Figure collection entries:
■ ■ ■ ■ ■ ■ ■
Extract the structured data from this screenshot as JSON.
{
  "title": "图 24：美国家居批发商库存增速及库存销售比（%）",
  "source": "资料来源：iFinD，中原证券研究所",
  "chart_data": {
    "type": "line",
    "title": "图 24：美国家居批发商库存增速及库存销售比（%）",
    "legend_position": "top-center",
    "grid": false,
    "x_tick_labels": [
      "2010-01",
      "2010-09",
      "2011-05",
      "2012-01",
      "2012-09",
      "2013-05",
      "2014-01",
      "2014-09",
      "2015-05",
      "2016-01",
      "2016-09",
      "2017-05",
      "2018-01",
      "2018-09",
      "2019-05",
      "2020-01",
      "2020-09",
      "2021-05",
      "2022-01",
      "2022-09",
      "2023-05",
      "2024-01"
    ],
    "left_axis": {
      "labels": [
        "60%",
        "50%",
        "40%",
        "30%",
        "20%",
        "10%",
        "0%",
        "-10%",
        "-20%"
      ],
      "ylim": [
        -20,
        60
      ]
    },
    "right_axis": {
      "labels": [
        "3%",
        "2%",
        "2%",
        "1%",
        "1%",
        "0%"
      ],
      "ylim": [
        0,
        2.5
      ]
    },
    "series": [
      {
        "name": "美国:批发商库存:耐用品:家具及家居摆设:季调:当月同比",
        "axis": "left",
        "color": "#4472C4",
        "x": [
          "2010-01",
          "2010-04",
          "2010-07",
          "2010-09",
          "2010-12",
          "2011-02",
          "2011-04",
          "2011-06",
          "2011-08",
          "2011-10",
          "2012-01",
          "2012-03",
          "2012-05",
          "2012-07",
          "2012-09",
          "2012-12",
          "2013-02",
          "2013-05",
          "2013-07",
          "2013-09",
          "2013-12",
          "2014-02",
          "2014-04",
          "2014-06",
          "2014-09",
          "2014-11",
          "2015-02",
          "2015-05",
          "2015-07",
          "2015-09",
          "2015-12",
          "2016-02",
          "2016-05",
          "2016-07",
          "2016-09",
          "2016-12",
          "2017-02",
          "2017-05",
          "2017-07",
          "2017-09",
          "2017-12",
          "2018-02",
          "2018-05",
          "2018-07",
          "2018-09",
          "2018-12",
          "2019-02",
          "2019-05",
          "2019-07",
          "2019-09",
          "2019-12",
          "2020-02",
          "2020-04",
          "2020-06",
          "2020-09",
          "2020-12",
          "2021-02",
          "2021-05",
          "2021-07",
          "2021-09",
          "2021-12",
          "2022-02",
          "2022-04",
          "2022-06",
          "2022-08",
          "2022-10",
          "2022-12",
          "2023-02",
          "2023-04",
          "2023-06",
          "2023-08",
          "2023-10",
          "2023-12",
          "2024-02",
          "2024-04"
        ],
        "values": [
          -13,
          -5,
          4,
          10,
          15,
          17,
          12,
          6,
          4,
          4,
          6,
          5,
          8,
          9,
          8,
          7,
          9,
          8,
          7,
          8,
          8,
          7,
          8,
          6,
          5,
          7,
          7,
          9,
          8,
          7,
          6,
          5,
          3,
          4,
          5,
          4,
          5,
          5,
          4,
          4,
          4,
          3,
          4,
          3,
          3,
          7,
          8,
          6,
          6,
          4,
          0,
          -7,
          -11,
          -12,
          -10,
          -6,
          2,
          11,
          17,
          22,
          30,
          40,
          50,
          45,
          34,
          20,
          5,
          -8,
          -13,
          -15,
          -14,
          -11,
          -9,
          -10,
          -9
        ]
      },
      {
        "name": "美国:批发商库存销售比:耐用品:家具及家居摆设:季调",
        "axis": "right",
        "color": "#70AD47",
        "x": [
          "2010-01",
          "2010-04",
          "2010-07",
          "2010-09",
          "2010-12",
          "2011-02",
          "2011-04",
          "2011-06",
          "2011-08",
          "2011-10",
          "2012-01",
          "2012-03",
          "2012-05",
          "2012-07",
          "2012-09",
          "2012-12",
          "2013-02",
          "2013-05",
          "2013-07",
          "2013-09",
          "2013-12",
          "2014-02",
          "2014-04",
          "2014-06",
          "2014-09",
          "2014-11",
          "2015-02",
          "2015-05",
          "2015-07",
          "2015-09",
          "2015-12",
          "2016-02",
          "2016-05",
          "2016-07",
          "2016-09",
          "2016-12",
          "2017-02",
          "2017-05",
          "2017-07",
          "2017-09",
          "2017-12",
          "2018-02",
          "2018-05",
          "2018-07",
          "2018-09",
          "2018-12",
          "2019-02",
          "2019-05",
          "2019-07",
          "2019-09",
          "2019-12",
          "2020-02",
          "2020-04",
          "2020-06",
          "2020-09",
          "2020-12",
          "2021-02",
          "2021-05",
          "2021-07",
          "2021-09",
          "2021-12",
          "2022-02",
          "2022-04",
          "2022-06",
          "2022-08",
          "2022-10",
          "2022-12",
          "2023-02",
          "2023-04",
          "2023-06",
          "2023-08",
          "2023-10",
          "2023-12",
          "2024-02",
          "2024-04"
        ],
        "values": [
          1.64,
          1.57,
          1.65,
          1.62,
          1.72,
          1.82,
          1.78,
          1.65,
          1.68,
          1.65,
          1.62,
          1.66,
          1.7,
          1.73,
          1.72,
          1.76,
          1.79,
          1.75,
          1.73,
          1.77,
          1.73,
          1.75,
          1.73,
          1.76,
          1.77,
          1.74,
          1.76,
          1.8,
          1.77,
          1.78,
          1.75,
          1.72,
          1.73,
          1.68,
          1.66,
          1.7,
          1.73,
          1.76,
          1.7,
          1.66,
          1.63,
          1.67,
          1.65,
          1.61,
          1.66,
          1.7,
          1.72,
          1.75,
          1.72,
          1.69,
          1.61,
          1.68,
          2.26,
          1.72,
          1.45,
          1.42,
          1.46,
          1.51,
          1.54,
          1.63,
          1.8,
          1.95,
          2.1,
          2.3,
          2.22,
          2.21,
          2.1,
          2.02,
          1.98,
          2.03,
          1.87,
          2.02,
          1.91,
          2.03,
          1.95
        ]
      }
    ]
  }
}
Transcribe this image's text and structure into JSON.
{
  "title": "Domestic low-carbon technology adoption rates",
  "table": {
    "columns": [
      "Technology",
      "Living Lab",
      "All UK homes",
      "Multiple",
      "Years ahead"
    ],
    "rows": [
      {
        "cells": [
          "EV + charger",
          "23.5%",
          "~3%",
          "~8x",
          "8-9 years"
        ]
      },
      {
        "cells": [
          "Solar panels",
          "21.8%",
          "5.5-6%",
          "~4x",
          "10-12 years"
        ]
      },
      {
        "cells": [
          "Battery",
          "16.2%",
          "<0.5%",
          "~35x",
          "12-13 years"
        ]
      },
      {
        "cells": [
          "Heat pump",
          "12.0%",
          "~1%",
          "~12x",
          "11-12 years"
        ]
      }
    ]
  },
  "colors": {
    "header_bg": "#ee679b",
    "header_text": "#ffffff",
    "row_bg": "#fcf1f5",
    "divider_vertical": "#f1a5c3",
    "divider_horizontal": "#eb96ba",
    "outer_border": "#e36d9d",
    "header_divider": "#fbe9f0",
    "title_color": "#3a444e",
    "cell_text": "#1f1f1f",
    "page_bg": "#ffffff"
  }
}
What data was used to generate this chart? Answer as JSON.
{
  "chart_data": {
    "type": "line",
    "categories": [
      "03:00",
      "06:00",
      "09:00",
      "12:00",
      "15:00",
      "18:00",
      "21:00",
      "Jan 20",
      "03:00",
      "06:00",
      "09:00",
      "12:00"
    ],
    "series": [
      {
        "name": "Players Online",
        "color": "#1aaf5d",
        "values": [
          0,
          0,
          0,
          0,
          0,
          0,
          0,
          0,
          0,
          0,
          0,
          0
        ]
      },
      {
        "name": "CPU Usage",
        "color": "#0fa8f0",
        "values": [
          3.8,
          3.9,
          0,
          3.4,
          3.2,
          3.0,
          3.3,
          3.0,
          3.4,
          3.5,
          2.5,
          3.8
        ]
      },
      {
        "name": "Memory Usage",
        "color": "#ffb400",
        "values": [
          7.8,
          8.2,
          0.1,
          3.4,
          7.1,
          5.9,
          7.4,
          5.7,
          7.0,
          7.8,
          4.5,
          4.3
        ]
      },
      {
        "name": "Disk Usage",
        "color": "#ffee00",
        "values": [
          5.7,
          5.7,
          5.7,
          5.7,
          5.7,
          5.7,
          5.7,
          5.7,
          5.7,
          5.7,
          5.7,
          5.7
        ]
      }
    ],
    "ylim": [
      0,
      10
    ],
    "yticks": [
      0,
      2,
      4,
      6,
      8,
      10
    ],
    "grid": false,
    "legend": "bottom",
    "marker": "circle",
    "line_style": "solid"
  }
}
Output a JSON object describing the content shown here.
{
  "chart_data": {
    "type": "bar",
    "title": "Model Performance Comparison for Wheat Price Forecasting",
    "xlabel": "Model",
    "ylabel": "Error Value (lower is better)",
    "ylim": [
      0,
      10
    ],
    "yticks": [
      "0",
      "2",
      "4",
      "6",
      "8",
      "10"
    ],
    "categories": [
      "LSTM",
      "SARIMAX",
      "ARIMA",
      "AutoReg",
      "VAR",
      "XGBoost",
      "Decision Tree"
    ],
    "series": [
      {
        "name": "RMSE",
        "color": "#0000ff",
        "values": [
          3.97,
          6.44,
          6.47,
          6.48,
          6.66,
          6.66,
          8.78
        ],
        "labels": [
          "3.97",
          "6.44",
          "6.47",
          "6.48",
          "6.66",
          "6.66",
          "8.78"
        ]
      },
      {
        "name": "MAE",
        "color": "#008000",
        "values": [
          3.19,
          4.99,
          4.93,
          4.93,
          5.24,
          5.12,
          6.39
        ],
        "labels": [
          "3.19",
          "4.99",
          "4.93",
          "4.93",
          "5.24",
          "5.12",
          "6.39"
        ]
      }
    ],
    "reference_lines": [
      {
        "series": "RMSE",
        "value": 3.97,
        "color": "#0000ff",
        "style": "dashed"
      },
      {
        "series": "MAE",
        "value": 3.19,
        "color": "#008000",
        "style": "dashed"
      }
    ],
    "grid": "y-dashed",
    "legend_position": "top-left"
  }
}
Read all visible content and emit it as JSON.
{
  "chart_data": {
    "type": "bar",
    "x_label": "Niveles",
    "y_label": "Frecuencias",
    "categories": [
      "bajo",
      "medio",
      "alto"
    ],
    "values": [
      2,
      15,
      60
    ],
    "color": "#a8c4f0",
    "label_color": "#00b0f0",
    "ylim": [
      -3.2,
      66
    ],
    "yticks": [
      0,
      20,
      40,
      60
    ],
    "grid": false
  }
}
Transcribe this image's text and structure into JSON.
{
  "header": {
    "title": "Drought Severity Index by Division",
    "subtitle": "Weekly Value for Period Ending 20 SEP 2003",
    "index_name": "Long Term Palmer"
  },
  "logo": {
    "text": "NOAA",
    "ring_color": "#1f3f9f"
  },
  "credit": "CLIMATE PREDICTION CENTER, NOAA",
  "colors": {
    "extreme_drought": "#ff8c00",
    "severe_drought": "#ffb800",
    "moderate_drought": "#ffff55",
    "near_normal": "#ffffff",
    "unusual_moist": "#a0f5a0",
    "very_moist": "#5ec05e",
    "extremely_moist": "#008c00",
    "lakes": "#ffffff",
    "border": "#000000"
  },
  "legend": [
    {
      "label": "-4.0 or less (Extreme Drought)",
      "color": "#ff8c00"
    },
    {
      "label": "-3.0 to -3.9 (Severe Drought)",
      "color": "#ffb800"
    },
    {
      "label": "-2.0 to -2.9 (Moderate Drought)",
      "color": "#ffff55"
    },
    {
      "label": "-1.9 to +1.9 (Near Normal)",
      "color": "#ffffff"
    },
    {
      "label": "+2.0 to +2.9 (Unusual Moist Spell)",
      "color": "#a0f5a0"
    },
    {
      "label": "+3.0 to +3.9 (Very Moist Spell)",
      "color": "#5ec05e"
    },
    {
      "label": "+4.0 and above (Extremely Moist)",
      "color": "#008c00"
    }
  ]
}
■ ■ ■ ■ ■ ■ ■
- PROBLEM REQUIREMENTS -
Examine the records and report how many lines contain the string "Spell". Only the number should be given.

- ANSWER TO THE TASK -
2